Stated problem: Carry none of the pictures over; set down the material below exactly.

The input:
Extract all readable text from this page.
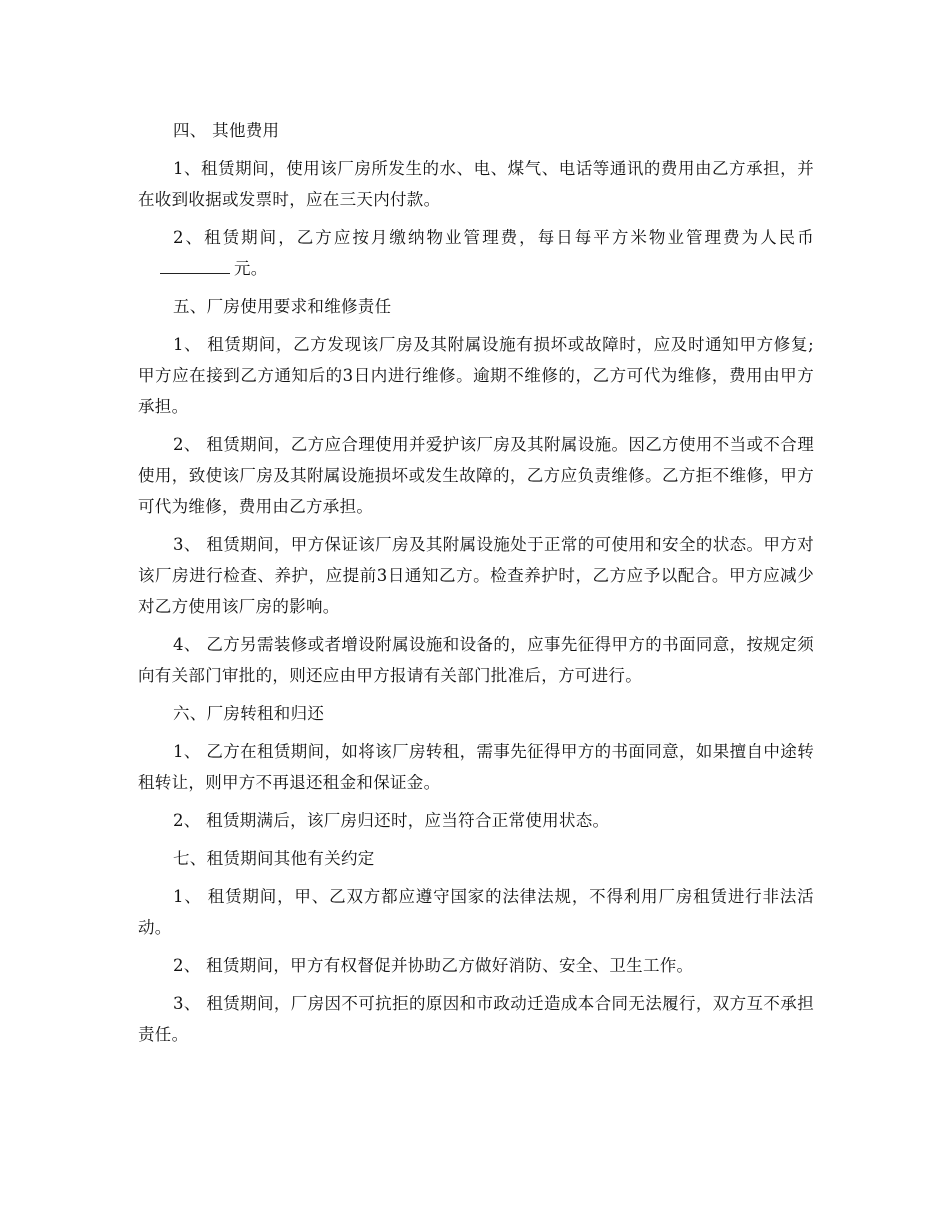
四、 其他费用

1、租赁期间，使用该厂房所发生的水、电、煤气、电话等通讯的费用由乙方承担，并在收到收据或发票时，应在三天内付款。

2、租赁期间，乙方应按月缴纳物业管理费，每日每平方米物业管理费为人民币元。

五、厂房使用要求和维修责任

1、 租赁期间，乙方发现该厂房及其附属设施有损坏或故障时，应及时通知甲方修复;甲方应在接到乙方通知后的3日内进行维修。逾期不维修的，乙方可代为维修，费用由甲方承担。

2、 租赁期间，乙方应合理使用并爱护该厂房及其附属设施。因乙方使用不当或不合理使用，致使该厂房及其附属设施损坏或发生故障的，乙方应负责维修。乙方拒不维修，甲方可代为维修，费用由乙方承担。

3、 租赁期间，甲方保证该厂房及其附属设施处于正常的可使用和安全的状态。甲方对该厂房进行检查、养护，应提前3日通知乙方。检查养护时，乙方应予以配合。甲方应减少对乙方使用该厂房的影响。

4、 乙方另需装修或者增设附属设施和设备的，应事先征得甲方的书面同意，按规定须向有关部门审批的，则还应由甲方报请有关部门批准后，方可进行。

六、厂房转租和归还

1、 乙方在租赁期间，如将该厂房转租，需事先征得甲方的书面同意，如果擅自中途转租转让，则甲方不再退还租金和保证金。

2、 租赁期满后，该厂房归还时，应当符合正常使用状态。

七、租赁期间其他有关约定

1、 租赁期间，甲、乙双方都应遵守国家的法律法规，不得利用厂房租赁进行非法活动。

2、 租赁期间，甲方有权督促并协助乙方做好消防、安全、卫生工作。

3、 租赁期间，厂房因不可抗拒的原因和市政动迁造成本合同无法履行，双方互不承担责任。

Output:
Extract all readable text from this page.
四、 其他费用

1、租赁期间，使用该厂房所发生的水、电、煤气、电话等通讯的费用由乙方承担，并在收到收据或发票时，应在三天内付款。

2、租赁期间，乙方应按月缴纳物业管理费，每日每平方米物业管理费为人民币元。

五、厂房使用要求和维修责任

1、 租赁期间，乙方发现该厂房及其附属设施有损坏或故障时，应及时通知甲方修复;甲方应在接到乙方通知后的3日内进行维修。逾期不维修的，乙方可代为维修，费用由甲方承担。

2、 租赁期间，乙方应合理使用并爱护该厂房及其附属设施。因乙方使用不当或不合理使用，致使该厂房及其附属设施损坏或发生故障的，乙方应负责维修。乙方拒不维修，甲方可代为维修，费用由乙方承担。

3、 租赁期间，甲方保证该厂房及其附属设施处于正常的可使用和安全的状态。甲方对该厂房进行检查、养护，应提前3日通知乙方。检查养护时，乙方应予以配合。甲方应减少对乙方使用该厂房的影响。

4、 乙方另需装修或者增设附属设施和设备的，应事先征得甲方的书面同意，按规定须向有关部门审批的，则还应由甲方报请有关部门批准后，方可进行。

六、厂房转租和归还

1、 乙方在租赁期间，如将该厂房转租，需事先征得甲方的书面同意，如果擅自中途转租转让，则甲方不再退还租金和保证金。

2、 租赁期满后，该厂房归还时，应当符合正常使用状态。

七、租赁期间其他有关约定

1、 租赁期间，甲、乙双方都应遵守国家的法律法规，不得利用厂房租赁进行非法活动。

2、 租赁期间，甲方有权督促并协助乙方做好消防、安全、卫生工作。

3、 租赁期间，厂房因不可抗拒的原因和市政动迁造成本合同无法履行，双方互不承担责任。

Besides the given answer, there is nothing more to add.